Dataset excerpts:
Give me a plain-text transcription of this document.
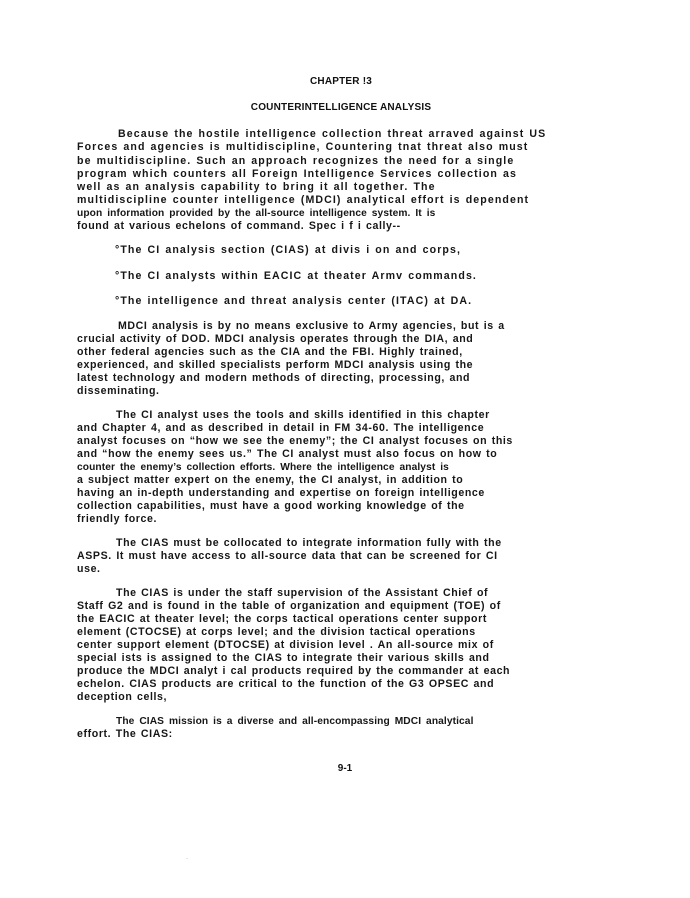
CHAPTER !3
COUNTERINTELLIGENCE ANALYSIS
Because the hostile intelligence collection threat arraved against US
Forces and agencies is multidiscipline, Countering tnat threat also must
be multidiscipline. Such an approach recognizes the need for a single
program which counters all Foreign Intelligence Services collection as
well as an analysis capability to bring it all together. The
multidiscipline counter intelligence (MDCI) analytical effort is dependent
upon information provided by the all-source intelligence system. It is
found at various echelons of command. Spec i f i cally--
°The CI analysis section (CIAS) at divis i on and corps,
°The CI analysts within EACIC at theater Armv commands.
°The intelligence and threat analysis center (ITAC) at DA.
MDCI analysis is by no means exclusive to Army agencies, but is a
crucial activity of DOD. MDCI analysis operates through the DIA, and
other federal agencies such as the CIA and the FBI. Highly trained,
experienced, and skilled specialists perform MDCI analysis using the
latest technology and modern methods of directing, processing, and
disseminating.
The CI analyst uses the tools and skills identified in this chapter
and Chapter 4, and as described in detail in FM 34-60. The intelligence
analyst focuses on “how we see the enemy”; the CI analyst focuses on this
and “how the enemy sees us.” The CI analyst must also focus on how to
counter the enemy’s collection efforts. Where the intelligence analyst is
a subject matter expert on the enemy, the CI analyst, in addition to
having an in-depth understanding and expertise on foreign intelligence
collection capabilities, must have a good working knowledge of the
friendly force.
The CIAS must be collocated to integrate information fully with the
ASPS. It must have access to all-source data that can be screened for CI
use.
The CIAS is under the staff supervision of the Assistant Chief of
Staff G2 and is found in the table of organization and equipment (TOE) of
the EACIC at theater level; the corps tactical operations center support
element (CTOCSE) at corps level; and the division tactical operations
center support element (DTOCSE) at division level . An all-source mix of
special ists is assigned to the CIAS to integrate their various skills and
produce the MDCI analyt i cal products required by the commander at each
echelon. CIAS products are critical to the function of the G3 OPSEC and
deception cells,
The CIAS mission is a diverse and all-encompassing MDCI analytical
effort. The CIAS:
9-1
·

* * *

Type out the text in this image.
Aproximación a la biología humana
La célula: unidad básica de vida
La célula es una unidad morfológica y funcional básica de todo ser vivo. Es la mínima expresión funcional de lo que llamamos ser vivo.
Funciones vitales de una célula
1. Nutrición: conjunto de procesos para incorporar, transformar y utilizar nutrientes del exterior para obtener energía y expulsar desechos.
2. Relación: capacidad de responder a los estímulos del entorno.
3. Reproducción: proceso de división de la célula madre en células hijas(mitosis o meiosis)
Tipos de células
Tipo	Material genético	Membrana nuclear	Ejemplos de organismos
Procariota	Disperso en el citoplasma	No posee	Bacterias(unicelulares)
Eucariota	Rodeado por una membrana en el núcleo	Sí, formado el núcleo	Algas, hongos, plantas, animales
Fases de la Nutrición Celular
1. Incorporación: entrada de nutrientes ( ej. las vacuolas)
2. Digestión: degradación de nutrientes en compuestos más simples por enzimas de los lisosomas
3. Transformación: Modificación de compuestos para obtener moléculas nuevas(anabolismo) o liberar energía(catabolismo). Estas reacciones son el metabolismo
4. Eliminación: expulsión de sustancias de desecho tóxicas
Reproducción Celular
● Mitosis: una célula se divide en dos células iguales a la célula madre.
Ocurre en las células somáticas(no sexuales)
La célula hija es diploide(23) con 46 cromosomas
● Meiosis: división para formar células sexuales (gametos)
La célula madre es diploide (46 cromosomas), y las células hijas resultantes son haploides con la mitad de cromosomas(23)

--

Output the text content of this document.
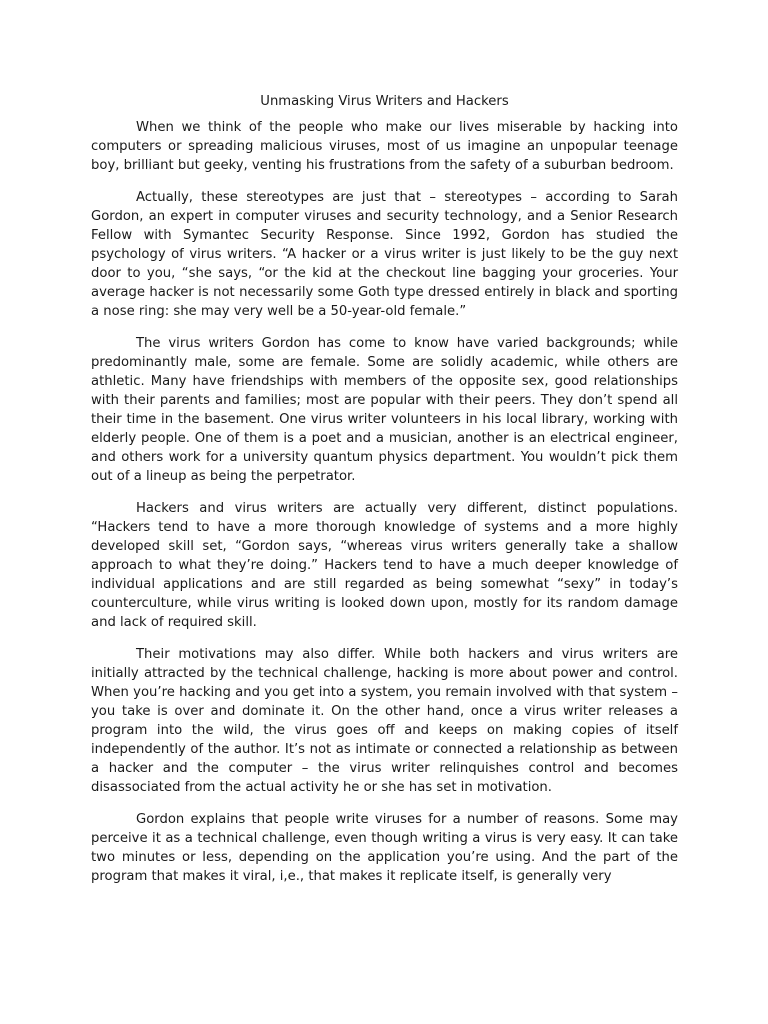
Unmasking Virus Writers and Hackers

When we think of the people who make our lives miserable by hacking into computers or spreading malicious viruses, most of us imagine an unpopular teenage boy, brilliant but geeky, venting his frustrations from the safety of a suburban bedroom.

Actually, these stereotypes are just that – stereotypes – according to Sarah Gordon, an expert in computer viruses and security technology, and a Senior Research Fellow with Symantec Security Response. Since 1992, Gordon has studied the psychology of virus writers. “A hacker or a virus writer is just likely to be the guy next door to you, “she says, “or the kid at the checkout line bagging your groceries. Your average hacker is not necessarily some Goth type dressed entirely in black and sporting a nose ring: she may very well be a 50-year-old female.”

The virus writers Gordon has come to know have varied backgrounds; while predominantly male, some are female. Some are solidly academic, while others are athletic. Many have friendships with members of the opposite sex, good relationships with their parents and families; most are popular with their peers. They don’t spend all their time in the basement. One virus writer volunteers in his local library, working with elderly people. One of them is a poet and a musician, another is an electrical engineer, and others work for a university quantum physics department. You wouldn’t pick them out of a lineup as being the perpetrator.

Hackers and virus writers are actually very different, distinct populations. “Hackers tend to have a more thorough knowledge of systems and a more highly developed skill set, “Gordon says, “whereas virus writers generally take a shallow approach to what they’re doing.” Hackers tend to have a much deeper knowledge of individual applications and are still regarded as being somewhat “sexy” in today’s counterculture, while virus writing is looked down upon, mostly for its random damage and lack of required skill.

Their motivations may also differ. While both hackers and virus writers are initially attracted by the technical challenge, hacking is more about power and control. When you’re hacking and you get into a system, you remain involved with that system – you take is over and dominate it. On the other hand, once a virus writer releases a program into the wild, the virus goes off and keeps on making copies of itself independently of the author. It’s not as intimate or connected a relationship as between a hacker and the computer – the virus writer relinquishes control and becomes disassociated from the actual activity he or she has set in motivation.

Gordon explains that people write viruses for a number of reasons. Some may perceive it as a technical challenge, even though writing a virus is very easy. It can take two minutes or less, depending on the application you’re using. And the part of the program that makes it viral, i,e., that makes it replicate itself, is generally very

== Required work ==
Wherever the string "Nutrición" appears in the records, copy the whole line.

== Response to this task ==
1. Nutrición: conjunto de procesos para incorporar, transformar y utilizar nutrientes del exterior para obtener energía y expulsar desechos.
Fases de la Nutrición Celular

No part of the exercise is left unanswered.